To be done - Gather up every line from the entries below that uses the word "ylabel".

= = = = =

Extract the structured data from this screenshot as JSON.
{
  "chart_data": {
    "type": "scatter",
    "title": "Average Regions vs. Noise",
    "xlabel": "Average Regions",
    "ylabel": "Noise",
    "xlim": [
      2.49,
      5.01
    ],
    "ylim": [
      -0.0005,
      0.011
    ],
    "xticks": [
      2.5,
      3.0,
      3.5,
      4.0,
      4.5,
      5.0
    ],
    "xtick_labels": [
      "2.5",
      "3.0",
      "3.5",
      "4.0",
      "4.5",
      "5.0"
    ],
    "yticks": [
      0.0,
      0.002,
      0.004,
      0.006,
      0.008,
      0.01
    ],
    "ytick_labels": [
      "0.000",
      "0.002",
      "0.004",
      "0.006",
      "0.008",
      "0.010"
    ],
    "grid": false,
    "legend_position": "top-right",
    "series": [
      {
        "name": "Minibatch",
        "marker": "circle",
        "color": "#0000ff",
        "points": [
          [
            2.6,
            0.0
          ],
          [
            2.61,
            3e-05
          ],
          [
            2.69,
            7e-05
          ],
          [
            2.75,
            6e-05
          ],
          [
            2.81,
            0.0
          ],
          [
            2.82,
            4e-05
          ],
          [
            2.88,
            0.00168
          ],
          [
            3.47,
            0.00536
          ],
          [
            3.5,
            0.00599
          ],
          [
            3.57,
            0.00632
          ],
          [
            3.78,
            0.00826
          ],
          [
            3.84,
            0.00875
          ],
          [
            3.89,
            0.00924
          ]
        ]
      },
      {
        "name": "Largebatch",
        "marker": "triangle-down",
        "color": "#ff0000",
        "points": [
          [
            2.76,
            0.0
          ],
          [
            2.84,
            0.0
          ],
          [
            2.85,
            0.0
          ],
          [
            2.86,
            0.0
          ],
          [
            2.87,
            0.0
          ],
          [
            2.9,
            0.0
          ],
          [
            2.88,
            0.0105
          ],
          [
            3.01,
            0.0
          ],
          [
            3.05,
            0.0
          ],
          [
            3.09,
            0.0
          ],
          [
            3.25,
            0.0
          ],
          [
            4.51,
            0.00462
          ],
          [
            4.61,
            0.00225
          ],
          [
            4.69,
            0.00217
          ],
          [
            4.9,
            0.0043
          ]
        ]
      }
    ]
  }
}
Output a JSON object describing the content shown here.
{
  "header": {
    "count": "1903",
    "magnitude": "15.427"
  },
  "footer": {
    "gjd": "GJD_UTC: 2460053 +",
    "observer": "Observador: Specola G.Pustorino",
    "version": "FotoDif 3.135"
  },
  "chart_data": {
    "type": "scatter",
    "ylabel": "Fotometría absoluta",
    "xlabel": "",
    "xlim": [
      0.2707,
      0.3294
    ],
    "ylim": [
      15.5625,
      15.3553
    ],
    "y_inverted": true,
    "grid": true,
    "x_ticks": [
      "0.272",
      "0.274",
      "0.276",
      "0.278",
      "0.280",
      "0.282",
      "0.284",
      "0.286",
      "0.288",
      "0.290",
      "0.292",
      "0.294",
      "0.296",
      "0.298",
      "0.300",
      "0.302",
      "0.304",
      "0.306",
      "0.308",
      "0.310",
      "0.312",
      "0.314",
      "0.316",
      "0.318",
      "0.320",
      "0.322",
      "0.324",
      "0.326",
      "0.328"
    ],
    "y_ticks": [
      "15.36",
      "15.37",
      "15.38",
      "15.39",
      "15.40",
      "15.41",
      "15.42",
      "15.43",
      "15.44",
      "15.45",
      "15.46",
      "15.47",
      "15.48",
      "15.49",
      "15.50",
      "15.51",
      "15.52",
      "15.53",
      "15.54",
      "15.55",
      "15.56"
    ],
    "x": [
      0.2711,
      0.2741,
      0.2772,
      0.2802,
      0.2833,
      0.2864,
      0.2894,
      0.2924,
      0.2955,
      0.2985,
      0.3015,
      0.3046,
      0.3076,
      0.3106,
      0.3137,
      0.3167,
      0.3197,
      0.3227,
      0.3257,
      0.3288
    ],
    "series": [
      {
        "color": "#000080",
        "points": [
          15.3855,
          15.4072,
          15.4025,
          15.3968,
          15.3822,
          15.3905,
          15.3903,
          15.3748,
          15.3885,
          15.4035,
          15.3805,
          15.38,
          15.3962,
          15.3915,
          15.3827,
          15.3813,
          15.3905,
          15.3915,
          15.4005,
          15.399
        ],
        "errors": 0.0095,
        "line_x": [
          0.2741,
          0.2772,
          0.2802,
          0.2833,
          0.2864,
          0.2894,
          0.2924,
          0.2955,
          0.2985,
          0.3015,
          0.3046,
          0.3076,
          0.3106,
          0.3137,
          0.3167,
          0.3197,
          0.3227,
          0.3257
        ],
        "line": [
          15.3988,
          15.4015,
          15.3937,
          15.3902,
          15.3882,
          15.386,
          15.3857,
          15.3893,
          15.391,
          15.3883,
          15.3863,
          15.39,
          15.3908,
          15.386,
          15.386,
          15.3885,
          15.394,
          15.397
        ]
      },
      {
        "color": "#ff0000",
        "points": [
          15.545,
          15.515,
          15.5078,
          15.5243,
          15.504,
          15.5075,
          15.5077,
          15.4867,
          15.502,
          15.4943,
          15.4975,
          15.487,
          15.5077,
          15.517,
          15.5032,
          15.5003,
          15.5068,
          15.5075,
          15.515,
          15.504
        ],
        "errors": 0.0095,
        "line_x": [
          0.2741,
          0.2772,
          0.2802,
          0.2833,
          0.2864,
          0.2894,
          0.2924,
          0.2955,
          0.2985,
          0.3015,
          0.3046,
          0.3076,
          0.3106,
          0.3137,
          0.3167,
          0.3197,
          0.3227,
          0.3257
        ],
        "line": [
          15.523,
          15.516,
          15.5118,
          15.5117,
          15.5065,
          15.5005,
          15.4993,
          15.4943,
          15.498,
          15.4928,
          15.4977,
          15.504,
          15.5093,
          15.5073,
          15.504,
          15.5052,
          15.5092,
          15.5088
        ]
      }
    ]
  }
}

= = = = =

Result for this exercise -
    "ylabel": "Noise",
    "ylabel": "Fotometría absoluta",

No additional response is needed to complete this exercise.